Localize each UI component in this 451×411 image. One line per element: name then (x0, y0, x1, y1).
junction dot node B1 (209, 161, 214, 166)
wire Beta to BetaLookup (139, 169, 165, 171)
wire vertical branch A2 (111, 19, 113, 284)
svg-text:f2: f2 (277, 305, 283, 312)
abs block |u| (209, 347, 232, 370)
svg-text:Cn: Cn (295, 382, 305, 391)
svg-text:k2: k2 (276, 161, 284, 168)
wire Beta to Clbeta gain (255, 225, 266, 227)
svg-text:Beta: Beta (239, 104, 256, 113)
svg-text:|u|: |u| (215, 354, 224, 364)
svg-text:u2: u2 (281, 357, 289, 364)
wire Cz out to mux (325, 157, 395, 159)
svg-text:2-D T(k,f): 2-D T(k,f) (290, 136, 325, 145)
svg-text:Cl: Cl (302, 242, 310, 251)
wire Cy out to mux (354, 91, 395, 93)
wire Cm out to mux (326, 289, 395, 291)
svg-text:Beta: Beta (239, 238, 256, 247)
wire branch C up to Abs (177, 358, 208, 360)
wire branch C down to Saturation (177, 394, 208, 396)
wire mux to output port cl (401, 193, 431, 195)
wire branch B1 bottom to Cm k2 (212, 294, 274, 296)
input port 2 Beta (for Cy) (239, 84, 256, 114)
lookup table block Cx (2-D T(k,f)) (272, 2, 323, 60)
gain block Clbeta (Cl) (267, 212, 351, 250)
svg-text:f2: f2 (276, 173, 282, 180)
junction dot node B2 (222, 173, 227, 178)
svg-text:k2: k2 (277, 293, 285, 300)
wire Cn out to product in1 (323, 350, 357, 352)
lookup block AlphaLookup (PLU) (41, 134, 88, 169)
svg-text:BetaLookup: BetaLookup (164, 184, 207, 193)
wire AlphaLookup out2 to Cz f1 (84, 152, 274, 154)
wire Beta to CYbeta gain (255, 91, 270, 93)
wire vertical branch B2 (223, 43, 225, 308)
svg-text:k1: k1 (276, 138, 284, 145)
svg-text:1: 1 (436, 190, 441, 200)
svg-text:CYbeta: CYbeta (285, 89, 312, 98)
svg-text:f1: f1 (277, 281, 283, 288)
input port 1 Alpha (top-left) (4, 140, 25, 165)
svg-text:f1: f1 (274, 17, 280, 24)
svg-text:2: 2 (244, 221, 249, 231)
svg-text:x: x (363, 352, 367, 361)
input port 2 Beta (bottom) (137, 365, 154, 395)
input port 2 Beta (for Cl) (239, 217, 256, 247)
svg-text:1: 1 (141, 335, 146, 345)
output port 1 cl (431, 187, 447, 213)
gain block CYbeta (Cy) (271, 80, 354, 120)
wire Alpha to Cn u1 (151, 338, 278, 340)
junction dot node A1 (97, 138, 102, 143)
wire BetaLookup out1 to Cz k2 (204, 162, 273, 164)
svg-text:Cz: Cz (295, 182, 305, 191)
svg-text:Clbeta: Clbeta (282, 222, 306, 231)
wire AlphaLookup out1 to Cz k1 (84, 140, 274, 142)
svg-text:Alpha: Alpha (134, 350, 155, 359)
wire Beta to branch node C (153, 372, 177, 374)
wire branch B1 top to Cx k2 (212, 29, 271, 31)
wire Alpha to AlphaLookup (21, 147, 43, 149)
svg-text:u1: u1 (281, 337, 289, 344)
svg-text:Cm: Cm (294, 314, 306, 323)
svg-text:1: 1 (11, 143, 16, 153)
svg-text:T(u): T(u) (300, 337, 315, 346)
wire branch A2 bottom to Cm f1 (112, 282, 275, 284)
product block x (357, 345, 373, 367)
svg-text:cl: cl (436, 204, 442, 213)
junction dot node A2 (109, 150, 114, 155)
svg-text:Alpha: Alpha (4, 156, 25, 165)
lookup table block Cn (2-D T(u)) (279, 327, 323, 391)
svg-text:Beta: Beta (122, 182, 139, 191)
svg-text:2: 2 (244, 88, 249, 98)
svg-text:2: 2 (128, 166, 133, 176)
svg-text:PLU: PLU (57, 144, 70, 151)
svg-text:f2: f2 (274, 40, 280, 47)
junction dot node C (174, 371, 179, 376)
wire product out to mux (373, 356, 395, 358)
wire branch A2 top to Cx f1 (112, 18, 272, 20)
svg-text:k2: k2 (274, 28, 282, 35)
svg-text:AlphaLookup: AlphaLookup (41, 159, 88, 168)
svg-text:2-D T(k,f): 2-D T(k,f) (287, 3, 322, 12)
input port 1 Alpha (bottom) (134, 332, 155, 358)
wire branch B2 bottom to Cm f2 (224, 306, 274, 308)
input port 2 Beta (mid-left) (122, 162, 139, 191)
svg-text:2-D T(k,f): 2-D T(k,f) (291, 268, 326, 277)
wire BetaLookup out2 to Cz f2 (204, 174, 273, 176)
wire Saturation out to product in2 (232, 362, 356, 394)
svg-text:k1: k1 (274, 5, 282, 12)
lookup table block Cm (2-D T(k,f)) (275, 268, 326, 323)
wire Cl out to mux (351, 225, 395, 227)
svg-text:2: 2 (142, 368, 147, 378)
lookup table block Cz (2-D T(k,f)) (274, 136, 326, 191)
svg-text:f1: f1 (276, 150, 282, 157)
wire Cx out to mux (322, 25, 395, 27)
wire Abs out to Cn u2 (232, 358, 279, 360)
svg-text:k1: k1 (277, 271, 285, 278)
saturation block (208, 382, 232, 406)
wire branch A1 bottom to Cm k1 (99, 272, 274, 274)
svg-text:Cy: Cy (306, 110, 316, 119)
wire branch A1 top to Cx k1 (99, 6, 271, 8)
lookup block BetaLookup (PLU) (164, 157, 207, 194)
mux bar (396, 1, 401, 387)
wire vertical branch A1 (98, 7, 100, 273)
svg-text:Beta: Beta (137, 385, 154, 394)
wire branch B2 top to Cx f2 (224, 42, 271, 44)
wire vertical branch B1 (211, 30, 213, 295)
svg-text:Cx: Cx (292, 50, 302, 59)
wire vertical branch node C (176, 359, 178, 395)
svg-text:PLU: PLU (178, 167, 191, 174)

....

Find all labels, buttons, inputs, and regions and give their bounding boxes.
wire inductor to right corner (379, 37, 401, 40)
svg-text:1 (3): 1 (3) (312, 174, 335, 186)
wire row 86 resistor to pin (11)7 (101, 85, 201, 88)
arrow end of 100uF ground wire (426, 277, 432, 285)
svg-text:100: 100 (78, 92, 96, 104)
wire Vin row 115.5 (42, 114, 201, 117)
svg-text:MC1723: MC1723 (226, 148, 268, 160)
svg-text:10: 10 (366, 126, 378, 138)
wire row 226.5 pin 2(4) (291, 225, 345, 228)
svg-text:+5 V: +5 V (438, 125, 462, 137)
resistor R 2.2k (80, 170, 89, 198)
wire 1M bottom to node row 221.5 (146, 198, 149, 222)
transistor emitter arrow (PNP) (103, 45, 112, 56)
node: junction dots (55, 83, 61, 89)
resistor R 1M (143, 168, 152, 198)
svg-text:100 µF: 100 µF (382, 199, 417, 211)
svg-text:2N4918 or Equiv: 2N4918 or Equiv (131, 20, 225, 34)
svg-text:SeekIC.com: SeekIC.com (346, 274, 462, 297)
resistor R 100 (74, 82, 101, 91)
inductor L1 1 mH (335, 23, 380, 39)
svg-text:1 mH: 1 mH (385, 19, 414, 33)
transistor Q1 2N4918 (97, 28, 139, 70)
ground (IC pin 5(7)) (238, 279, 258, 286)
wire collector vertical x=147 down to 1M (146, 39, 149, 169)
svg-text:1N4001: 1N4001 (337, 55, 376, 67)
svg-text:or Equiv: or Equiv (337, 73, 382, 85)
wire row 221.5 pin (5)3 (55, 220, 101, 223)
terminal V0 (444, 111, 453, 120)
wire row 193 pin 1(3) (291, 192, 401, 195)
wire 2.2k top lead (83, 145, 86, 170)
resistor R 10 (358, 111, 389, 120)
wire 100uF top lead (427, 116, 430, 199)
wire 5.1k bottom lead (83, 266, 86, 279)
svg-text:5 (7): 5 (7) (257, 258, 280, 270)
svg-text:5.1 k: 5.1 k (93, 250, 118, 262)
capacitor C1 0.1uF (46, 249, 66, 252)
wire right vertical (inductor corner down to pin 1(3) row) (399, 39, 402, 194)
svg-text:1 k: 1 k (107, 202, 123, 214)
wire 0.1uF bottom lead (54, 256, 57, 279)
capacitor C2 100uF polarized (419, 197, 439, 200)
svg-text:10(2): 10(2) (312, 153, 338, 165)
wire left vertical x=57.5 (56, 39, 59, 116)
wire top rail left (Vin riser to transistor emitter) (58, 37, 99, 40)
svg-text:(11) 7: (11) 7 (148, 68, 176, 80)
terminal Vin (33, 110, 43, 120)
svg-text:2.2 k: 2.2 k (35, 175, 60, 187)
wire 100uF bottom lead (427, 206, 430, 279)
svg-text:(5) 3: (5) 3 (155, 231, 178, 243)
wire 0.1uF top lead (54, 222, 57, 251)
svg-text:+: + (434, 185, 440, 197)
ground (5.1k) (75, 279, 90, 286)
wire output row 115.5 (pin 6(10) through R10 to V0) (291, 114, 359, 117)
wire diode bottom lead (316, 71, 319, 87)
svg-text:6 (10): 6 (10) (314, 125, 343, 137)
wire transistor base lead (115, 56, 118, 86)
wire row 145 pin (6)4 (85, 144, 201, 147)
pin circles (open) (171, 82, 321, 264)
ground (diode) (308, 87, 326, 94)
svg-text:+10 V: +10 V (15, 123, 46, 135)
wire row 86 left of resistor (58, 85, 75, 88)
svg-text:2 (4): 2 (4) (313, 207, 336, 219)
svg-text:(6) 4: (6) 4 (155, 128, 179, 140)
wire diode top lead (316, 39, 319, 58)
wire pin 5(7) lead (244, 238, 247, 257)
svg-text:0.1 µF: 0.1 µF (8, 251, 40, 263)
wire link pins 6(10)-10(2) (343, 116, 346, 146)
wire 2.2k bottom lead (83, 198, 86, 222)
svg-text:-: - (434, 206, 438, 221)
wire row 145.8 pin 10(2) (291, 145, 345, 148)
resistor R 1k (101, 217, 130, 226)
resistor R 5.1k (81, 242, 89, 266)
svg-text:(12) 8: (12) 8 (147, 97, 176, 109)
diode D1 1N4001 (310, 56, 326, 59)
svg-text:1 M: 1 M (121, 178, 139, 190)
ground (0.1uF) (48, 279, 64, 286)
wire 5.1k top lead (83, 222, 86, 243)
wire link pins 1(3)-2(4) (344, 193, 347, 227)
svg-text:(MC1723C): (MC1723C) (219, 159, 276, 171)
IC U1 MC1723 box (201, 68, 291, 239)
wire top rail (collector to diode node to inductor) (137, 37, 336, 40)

....

| THE PROBLEM |
Copy the material above word for word, starting at the line containing "Find all labels, buttons, inputs, and" and ending after the line containing "svg-text:1 k: 1 k (107, 202, 123, 214)". Include both of those lines.

| FINISHED TASK |
Find all labels, buttons, inputs, and regions and give their bounding boxes.
wire inductor to right corner (379, 37, 401, 40)
svg-text:1 (3): 1 (3) (312, 174, 335, 186)
wire row 86 resistor to pin (11)7 (101, 85, 201, 88)
arrow end of 100uF ground wire (426, 277, 432, 285)
svg-text:100: 100 (78, 92, 96, 104)
wire Vin row 115.5 (42, 114, 201, 117)
svg-text:MC1723: MC1723 (226, 148, 268, 160)
svg-text:10: 10 (366, 126, 378, 138)
wire row 226.5 pin 2(4) (291, 225, 345, 228)
svg-text:+5 V: +5 V (438, 125, 462, 137)
resistor R 2.2k (80, 170, 89, 198)
wire 1M bottom to node row 221.5 (146, 198, 149, 222)
transistor emitter arrow (PNP) (103, 45, 112, 56)
node: junction dots (55, 83, 61, 89)
resistor R 1M (143, 168, 152, 198)
svg-text:100 µF: 100 µF (382, 199, 417, 211)
svg-text:2N4918 or Equiv: 2N4918 or Equiv (131, 20, 225, 34)
svg-text:SeekIC.com: SeekIC.com (346, 274, 462, 297)
resistor R 100 (74, 82, 101, 91)
inductor L1 1 mH (335, 23, 380, 39)
svg-text:1 mH: 1 mH (385, 19, 414, 33)
transistor Q1 2N4918 (97, 28, 139, 70)
ground (IC pin 5(7)) (238, 279, 258, 286)
wire collector vertical x=147 down to 1M (146, 39, 149, 169)
svg-text:1N4001: 1N4001 (337, 55, 376, 67)
svg-text:or Equiv: or Equiv (337, 73, 382, 85)
wire row 221.5 pin (5)3 (55, 220, 101, 223)
terminal V0 (444, 111, 453, 120)
wire row 193 pin 1(3) (291, 192, 401, 195)
wire 2.2k top lead (83, 145, 86, 170)
resistor R 10 (358, 111, 389, 120)
wire 100uF top lead (427, 116, 430, 199)
wire 5.1k bottom lead (83, 266, 86, 279)
svg-text:5 (7): 5 (7) (257, 258, 280, 270)
svg-text:5.1 k: 5.1 k (93, 250, 118, 262)
capacitor C1 0.1uF (46, 249, 66, 252)
wire right vertical (inductor corner down to pin 1(3) row) (399, 39, 402, 194)
svg-text:1 k: 1 k (107, 202, 123, 214)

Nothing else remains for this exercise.